## Exercise description
Check each line of the data below for the word "Shoulder", then extract the ones that have it.

## Rows
● ● ●

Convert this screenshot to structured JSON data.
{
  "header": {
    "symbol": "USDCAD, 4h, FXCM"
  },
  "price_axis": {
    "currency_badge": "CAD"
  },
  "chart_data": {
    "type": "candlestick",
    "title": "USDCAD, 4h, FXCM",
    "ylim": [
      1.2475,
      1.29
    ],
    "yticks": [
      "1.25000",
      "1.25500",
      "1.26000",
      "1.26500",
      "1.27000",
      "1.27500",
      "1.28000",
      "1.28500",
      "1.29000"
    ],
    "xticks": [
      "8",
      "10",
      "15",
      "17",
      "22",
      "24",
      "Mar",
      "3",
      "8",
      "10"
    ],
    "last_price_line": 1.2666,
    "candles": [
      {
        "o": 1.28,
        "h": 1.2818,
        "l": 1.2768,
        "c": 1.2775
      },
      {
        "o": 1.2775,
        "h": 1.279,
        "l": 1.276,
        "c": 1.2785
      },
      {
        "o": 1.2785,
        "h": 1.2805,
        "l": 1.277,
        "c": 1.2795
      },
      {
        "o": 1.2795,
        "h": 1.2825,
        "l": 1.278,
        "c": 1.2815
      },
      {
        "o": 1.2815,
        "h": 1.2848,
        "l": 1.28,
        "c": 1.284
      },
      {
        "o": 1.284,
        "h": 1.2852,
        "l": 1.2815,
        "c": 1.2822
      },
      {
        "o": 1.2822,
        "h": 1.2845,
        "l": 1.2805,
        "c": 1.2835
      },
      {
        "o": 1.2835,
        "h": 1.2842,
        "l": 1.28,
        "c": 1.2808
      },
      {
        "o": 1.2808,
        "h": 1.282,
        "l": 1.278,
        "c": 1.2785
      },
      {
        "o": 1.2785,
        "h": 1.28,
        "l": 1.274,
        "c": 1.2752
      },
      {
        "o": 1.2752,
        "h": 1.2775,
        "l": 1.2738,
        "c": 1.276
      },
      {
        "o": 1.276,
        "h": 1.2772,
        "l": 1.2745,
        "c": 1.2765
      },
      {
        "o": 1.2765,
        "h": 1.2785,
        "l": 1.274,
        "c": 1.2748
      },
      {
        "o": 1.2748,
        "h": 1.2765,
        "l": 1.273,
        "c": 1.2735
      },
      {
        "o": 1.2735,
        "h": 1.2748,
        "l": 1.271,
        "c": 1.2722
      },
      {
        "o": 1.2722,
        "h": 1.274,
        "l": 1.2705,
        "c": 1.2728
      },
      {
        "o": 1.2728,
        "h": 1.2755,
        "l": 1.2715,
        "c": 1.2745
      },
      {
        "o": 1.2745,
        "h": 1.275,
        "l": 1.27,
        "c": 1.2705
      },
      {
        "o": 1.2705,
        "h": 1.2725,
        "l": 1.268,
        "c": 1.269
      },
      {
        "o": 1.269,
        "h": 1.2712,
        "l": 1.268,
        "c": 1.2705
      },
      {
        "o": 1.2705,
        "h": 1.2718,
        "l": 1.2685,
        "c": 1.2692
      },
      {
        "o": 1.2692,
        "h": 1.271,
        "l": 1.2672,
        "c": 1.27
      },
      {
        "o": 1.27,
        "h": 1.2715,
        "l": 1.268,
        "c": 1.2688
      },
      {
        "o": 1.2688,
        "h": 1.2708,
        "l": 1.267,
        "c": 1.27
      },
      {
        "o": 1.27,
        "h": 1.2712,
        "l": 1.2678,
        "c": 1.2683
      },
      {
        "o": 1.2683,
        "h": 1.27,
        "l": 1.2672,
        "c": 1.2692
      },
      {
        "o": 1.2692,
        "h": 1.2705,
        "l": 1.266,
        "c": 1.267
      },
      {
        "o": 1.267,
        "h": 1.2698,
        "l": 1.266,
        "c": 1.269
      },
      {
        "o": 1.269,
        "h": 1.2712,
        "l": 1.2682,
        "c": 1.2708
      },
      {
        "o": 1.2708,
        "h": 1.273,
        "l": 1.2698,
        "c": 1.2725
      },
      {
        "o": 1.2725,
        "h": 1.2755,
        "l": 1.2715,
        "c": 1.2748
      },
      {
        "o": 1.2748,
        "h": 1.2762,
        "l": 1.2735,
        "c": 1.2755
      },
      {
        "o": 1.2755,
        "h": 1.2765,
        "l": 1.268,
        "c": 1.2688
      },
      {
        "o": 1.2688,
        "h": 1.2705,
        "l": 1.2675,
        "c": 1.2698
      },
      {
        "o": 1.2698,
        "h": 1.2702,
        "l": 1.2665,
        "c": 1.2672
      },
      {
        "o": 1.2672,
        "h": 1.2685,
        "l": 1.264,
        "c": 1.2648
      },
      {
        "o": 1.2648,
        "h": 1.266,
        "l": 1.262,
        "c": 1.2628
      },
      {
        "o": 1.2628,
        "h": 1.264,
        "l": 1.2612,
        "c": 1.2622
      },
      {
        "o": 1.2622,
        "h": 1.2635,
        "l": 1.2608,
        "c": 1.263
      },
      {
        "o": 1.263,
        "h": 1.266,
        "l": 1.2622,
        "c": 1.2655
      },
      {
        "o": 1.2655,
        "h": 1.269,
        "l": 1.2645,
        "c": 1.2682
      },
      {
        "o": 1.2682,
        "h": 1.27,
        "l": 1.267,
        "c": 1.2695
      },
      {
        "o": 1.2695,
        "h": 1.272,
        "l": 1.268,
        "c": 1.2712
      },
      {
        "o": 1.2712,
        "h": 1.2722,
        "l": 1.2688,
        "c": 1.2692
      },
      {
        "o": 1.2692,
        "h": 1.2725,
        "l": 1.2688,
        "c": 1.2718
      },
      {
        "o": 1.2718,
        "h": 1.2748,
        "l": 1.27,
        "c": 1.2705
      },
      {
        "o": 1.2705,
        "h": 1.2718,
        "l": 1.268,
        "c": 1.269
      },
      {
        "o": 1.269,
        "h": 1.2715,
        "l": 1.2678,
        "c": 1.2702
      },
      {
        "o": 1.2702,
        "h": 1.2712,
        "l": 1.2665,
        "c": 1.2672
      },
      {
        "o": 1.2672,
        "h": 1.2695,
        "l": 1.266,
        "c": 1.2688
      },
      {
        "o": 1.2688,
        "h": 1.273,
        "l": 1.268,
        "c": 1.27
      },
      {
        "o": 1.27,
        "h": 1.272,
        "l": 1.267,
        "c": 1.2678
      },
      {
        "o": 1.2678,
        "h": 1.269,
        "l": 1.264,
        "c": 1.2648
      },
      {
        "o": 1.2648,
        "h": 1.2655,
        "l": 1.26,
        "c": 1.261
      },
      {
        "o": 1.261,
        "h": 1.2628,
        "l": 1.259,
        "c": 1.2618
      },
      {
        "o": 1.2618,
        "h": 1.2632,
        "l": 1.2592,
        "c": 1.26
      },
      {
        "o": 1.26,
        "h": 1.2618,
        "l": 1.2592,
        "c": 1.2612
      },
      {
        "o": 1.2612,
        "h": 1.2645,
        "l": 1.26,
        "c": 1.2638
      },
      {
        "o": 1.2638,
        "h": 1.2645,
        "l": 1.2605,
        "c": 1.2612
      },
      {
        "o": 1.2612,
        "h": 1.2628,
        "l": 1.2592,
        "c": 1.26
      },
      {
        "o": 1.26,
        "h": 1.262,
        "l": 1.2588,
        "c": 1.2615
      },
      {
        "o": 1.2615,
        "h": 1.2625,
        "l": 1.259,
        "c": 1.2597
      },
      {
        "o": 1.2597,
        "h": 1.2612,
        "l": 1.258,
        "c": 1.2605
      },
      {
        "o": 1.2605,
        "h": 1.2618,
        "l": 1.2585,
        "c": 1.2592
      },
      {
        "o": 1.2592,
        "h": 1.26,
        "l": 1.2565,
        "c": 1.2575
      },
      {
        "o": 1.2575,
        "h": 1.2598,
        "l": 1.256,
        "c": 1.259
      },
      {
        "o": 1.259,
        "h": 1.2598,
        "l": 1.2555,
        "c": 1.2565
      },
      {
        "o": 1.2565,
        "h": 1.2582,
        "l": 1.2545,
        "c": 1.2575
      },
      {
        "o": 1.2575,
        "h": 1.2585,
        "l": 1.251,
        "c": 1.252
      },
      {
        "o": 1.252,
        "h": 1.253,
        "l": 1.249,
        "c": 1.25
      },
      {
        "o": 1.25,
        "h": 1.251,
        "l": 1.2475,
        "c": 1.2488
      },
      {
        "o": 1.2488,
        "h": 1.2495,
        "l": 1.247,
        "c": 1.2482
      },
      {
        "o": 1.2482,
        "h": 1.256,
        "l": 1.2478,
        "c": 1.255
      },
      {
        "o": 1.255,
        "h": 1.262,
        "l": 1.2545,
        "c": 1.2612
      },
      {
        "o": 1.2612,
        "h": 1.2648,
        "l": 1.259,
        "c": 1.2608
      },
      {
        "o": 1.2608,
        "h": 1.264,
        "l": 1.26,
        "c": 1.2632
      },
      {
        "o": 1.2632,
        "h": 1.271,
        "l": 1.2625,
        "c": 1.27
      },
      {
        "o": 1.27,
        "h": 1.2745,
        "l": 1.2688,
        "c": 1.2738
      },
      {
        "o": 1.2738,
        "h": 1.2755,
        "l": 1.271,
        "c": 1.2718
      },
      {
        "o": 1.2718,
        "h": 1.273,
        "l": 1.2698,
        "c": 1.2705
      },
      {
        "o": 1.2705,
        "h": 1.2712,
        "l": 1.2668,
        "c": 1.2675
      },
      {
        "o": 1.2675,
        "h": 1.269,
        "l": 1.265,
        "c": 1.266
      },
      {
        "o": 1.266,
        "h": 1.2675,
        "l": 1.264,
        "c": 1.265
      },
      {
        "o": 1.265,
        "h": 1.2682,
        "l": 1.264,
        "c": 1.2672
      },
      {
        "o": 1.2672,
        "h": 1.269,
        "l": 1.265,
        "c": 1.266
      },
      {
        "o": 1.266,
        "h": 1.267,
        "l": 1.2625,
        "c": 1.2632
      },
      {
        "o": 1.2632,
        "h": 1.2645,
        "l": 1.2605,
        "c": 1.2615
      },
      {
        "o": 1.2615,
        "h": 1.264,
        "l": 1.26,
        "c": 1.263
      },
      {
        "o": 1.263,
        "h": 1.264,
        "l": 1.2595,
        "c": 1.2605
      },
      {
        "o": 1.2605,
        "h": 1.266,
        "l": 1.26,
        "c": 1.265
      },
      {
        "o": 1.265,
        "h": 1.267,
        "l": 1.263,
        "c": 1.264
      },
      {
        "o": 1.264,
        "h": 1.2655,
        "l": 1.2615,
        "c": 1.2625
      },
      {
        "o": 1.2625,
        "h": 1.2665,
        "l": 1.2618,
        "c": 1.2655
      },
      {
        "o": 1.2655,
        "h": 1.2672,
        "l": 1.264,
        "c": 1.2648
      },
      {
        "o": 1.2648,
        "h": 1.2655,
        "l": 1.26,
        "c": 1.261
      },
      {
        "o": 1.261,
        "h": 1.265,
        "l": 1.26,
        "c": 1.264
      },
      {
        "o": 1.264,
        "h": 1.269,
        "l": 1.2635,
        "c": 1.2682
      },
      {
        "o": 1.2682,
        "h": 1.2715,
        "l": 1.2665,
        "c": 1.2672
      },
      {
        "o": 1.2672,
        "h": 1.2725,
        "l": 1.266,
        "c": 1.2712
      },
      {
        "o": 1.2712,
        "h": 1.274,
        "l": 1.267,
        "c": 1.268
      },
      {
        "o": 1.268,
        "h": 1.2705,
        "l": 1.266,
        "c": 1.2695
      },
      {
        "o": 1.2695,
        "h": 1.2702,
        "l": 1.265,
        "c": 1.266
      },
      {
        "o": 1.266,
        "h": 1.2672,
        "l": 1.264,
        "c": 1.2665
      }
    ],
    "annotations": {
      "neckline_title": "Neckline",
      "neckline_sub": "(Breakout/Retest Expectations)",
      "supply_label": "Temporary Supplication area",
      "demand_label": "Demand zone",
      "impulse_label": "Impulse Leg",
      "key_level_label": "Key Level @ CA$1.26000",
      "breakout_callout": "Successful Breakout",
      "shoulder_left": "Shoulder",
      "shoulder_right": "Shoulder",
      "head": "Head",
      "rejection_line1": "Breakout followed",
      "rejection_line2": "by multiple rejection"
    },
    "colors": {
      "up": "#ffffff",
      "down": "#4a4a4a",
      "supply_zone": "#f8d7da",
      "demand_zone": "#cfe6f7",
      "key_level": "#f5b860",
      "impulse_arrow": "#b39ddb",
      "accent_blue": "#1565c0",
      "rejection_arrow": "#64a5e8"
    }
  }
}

● ● ●

## Task output
      "shoulder_left": "Shoulder",
      "shoulder_right": "Shoulder",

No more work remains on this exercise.